SHORT EXERCISE: Reproduce the stretch of material from its start through the line containing "time-label: 16 Oct", substituting "candlestick" for every "candle" and leaving everything else as it is.

Element box material:
------------------------------------

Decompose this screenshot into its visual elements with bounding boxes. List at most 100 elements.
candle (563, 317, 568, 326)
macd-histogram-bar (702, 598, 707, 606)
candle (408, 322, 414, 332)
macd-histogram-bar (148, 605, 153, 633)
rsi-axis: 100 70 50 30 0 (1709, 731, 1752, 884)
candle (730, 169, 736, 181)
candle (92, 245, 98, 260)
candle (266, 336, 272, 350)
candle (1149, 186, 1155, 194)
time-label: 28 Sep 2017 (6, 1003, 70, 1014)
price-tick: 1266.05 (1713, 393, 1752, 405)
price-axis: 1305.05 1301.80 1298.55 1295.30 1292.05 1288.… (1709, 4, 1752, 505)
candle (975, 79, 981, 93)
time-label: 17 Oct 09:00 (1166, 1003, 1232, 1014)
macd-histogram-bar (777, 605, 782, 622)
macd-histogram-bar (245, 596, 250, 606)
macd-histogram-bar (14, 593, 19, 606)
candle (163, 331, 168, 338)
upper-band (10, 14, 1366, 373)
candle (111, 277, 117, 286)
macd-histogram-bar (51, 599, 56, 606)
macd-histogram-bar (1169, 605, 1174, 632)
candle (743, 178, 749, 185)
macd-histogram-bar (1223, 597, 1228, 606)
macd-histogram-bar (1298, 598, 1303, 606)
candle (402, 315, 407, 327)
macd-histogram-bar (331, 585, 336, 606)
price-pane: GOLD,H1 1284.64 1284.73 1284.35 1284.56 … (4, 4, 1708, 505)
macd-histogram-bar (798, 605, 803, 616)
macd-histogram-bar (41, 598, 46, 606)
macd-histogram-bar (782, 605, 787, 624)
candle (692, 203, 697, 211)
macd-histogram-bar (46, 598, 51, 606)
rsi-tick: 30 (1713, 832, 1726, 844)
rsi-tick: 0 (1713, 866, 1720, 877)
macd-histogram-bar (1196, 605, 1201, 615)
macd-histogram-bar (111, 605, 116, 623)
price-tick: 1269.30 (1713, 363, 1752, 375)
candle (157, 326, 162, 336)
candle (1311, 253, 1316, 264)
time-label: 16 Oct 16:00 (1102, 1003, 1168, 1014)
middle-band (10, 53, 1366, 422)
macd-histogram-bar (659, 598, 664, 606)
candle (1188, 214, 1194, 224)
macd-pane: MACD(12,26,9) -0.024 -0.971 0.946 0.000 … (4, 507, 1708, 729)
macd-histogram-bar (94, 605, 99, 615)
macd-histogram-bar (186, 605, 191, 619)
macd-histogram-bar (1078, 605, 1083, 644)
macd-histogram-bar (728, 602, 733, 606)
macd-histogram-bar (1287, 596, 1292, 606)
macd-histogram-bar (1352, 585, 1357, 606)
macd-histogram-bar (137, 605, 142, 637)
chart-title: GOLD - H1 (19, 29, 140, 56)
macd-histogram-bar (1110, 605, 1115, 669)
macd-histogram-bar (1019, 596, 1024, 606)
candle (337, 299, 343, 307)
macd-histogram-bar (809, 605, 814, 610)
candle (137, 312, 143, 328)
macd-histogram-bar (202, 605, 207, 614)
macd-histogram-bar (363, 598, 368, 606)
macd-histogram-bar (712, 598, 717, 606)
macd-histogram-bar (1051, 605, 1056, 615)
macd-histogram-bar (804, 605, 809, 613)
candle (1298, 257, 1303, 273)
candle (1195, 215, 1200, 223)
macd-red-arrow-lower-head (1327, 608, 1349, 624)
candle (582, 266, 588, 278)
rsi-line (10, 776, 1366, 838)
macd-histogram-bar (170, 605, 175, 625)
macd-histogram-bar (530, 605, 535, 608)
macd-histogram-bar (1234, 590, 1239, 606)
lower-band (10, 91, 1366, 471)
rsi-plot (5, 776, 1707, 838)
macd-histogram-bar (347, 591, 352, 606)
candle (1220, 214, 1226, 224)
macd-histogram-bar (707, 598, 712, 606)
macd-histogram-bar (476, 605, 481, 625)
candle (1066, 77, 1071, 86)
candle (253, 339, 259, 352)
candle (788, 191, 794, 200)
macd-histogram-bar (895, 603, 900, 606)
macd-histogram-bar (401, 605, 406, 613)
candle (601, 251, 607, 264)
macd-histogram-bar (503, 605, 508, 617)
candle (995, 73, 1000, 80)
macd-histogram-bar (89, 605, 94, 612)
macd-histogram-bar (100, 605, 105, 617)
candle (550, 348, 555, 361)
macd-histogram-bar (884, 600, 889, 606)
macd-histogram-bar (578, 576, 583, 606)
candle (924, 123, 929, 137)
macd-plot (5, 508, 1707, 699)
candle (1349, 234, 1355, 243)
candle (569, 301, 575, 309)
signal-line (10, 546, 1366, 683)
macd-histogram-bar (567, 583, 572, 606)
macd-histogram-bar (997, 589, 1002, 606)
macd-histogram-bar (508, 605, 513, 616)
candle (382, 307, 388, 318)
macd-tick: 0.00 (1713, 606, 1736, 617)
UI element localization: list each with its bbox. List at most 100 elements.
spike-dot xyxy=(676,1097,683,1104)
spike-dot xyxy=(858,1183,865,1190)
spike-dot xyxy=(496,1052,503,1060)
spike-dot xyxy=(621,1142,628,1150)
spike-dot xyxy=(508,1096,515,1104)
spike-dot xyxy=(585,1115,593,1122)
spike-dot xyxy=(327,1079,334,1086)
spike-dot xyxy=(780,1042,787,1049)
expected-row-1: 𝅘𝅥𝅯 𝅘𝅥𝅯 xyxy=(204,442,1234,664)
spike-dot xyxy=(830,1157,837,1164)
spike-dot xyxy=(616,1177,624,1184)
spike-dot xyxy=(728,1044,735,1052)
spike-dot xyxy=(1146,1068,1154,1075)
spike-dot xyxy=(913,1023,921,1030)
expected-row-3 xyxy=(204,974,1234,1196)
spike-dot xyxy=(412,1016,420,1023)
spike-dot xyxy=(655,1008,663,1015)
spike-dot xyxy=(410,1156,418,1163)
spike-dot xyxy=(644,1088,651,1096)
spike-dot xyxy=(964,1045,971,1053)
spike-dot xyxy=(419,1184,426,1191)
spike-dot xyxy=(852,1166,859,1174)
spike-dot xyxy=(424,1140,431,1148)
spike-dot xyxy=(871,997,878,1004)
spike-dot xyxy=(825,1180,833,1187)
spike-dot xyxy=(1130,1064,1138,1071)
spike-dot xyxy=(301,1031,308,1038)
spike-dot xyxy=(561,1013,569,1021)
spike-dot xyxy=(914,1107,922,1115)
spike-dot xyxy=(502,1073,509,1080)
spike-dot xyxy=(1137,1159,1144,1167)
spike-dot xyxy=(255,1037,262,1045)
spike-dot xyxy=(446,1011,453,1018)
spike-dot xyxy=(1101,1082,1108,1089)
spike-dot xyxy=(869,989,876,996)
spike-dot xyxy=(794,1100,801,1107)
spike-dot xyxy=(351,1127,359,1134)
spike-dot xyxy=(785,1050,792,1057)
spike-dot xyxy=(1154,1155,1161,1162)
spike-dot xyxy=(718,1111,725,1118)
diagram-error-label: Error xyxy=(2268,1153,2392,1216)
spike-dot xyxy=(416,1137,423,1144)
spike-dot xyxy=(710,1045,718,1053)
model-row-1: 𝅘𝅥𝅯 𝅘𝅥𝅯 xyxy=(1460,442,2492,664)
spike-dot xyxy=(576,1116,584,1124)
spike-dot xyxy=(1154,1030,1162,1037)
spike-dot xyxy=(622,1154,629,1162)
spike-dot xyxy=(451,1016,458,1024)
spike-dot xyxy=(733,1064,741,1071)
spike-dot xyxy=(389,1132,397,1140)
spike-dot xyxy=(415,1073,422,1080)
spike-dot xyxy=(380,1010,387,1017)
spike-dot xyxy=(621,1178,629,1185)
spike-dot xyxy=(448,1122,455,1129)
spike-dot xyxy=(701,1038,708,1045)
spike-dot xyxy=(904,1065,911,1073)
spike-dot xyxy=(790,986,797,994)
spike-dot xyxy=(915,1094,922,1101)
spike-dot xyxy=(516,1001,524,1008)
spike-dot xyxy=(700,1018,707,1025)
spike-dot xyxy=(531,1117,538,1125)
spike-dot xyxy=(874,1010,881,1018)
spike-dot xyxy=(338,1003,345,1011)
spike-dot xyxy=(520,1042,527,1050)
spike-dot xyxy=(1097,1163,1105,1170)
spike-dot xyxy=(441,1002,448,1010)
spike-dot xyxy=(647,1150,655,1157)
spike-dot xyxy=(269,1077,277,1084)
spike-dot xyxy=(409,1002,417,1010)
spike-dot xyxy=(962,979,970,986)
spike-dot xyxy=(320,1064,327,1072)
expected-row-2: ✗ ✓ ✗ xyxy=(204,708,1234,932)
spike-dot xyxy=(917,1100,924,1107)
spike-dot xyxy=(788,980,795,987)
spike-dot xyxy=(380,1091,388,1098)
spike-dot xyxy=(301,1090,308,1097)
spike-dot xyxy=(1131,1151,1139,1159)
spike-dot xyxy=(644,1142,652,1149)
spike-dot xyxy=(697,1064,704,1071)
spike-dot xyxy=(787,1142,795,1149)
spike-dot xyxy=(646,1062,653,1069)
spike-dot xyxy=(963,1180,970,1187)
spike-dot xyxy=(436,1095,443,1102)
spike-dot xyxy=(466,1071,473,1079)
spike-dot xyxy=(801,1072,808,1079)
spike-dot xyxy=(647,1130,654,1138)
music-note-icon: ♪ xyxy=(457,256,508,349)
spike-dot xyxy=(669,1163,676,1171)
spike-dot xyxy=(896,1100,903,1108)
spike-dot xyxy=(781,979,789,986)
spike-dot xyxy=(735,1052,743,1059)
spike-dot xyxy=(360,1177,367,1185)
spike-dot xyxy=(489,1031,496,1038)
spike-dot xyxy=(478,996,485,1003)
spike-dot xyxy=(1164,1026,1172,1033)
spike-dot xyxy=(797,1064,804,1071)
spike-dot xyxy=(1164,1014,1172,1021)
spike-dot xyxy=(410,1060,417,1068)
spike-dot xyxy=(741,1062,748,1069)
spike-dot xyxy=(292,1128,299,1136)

------------------------------------

THE RESULT:
Decompose this screenshot into its visual elements with bounding boxes. List at most 100 elements.
candlestick (563, 317, 568, 326)
macd-histogram-bar (702, 598, 707, 606)
candlestick (408, 322, 414, 332)
macd-histogram-bar (148, 605, 153, 633)
rsi-axis: 100 70 50 30 0 (1709, 731, 1752, 884)
candlestick (730, 169, 736, 181)
candlestick (92, 245, 98, 260)
candlestick (266, 336, 272, 350)
candlestick (1149, 186, 1155, 194)
time-label: 28 Sep 2017 (6, 1003, 70, 1014)
price-tick: 1266.05 (1713, 393, 1752, 405)
price-axis: 1305.05 1301.80 1298.55 1295.30 1292.05 1288.… (1709, 4, 1752, 505)
candlestick (975, 79, 981, 93)
time-label: 17 Oct 09:00 (1166, 1003, 1232, 1014)
macd-histogram-bar (777, 605, 782, 622)
macd-histogram-bar (245, 596, 250, 606)
macd-histogram-bar (14, 593, 19, 606)
candlestick (163, 331, 168, 338)
upper-band (10, 14, 1366, 373)
candlestick (111, 277, 117, 286)
macd-histogram-bar (51, 599, 56, 606)
macd-histogram-bar (1169, 605, 1174, 632)
candlestick (743, 178, 749, 185)
macd-histogram-bar (1223, 597, 1228, 606)
macd-histogram-bar (1298, 598, 1303, 606)
candlestick (402, 315, 407, 327)
macd-histogram-bar (331, 585, 336, 606)
price-pane: GOLD,H1 1284.64 1284.73 1284.35 1284.56 … (4, 4, 1708, 505)
macd-histogram-bar (798, 605, 803, 616)
macd-histogram-bar (41, 598, 46, 606)
macd-histogram-bar (782, 605, 787, 624)
candlestick (692, 203, 697, 211)
macd-histogram-bar (46, 598, 51, 606)
rsi-tick: 30 (1713, 832, 1726, 844)
rsi-tick: 0 (1713, 866, 1720, 877)
macd-histogram-bar (1196, 605, 1201, 615)
macd-histogram-bar (111, 605, 116, 623)
price-tick: 1269.30 (1713, 363, 1752, 375)
candlestick (157, 326, 162, 336)
candlestick (1311, 253, 1316, 264)
time-label: 16 Oct 16:00 (1102, 1003, 1168, 1014)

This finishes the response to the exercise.